● Dataset excerpt
::::::
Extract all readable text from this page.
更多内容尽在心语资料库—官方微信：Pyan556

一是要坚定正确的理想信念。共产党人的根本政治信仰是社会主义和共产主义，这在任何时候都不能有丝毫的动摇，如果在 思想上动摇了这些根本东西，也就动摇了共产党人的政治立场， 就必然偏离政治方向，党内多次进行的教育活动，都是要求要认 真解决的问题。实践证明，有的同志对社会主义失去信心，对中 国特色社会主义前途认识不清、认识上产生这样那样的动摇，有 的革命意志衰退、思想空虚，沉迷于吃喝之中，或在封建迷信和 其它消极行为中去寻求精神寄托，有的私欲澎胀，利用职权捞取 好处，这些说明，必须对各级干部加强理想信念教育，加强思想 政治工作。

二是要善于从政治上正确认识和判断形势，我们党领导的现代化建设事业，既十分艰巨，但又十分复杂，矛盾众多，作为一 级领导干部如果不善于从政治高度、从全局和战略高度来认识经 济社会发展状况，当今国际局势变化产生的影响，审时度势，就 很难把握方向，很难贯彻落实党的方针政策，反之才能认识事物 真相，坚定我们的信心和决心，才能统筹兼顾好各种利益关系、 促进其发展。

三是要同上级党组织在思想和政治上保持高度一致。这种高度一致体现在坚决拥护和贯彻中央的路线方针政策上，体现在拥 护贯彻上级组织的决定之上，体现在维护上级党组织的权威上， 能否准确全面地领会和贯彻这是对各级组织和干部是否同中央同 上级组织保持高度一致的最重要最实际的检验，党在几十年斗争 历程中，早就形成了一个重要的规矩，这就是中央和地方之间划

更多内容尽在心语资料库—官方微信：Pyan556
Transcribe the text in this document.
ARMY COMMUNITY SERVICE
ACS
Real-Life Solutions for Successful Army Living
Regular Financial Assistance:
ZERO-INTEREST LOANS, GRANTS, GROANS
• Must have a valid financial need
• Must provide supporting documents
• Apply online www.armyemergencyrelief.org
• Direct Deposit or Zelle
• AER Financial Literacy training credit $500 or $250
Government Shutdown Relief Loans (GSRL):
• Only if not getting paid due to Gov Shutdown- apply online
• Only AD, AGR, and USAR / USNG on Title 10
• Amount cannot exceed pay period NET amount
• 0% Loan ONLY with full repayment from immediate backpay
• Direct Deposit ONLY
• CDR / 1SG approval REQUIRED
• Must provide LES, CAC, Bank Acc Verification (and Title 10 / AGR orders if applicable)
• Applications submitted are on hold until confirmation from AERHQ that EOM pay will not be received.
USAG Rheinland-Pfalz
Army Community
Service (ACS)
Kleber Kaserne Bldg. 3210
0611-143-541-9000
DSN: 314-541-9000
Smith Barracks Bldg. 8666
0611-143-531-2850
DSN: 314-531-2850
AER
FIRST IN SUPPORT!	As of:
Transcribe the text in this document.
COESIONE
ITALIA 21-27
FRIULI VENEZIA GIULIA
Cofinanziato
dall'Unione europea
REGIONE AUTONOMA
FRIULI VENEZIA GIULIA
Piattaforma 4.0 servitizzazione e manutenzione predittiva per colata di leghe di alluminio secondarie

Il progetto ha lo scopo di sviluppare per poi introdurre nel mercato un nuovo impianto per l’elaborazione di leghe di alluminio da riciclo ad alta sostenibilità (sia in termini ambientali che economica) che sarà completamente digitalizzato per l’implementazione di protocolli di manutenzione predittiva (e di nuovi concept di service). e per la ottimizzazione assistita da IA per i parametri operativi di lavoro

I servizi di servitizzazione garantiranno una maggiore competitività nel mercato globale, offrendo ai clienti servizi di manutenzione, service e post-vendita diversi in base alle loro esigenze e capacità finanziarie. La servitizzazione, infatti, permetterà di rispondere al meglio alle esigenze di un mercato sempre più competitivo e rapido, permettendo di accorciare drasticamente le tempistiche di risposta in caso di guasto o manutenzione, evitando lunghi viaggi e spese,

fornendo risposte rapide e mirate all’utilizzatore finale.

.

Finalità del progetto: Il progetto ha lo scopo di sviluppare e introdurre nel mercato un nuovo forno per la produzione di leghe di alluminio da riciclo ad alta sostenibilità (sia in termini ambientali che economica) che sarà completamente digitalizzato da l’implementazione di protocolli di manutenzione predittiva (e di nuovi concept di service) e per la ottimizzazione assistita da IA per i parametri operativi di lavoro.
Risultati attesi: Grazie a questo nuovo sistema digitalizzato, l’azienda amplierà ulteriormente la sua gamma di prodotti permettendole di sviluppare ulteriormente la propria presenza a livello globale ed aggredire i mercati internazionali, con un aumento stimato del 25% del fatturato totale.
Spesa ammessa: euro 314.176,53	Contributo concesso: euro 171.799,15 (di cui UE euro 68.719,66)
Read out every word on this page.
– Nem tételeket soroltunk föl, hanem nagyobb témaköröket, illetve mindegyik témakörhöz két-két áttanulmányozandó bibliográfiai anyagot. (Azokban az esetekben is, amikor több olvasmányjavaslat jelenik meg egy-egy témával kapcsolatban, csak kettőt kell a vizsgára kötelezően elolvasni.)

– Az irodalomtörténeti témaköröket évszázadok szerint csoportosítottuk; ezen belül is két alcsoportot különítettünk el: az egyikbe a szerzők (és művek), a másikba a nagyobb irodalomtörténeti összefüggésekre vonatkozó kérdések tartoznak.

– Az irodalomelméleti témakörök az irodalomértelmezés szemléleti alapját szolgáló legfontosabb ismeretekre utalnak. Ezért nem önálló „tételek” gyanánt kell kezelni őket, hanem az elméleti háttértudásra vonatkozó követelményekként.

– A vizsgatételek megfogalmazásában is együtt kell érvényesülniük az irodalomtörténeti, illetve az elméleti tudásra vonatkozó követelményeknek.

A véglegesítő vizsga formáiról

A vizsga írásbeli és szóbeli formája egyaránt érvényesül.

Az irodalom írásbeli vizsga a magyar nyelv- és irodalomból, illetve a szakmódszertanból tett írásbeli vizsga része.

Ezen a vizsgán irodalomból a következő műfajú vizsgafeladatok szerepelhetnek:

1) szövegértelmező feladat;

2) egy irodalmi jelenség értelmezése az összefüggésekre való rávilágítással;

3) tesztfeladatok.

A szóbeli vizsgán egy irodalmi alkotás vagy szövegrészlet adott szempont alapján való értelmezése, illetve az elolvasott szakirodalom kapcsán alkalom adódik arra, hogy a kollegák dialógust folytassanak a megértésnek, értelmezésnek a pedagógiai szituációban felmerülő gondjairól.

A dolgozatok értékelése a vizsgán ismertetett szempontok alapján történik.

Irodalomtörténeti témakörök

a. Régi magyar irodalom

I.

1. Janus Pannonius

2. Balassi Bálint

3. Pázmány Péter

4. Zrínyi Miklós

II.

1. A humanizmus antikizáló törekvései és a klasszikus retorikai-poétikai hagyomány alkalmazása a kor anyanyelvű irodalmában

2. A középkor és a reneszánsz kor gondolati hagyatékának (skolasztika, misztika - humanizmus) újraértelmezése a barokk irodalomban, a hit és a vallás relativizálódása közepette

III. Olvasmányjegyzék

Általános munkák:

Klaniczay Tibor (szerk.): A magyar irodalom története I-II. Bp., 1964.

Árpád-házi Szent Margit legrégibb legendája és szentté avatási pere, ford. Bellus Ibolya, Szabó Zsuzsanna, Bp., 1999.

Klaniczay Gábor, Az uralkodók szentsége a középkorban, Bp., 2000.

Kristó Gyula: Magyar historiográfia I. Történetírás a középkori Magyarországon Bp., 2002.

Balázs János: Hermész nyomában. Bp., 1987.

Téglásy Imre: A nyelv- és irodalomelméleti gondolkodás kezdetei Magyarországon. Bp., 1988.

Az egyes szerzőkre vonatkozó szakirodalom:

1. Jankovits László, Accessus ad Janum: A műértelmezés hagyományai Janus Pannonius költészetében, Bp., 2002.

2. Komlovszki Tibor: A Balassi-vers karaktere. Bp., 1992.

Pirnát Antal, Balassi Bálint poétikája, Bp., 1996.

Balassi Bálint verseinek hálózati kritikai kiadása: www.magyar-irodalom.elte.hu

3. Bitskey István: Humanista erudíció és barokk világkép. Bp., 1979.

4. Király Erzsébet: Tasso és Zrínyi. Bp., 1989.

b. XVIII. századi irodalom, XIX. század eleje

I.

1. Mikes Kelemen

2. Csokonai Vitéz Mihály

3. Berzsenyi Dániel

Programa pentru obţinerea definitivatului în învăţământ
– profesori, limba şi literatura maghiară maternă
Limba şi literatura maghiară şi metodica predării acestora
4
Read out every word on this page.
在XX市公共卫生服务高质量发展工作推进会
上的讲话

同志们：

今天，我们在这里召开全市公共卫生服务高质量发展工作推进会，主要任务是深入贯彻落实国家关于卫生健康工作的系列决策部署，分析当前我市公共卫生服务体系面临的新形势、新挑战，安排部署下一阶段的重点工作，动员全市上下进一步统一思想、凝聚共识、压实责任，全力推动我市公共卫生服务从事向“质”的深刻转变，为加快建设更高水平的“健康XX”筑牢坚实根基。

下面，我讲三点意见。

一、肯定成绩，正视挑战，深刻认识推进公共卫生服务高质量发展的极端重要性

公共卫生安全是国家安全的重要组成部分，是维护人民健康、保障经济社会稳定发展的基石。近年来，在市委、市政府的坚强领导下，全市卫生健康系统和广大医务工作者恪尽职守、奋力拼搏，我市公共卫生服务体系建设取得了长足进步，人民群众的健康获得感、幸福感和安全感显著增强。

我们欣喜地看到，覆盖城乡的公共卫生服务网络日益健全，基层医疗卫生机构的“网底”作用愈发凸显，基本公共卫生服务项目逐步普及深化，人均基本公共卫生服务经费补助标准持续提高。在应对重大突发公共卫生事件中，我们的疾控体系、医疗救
::::::
● Instruction
Lines containing the string "introdurre" are to be selected and copied.

● Task response
Il progetto ha lo scopo di sviluppare per poi introdurre nel mercato un nuovo impianto per l’elaborazione di leghe di alluminio da riciclo ad alta sostenibilità (sia in termini ambientali che economica) che sarà completamente digitalizzato per l’implementazione di protocolli di manutenzione predittiva (e di nuovi concept di service). e per la ottimizzazione assistita da IA per i parametri operativi di lavoro
Finalità del progetto: Il progetto ha lo scopo di sviluppare e introdurre nel mercato un nuovo forno per la produzione di leghe di alluminio da riciclo ad alta sostenibilità (sia in termini ambientali che economica) che sarà completamente digitalizzato da l’implementazione di protocolli di manutenzione predittiva (e di nuovi concept di service) e per la ottimizzazione assistita da IA per i parametri operativi di lavoro.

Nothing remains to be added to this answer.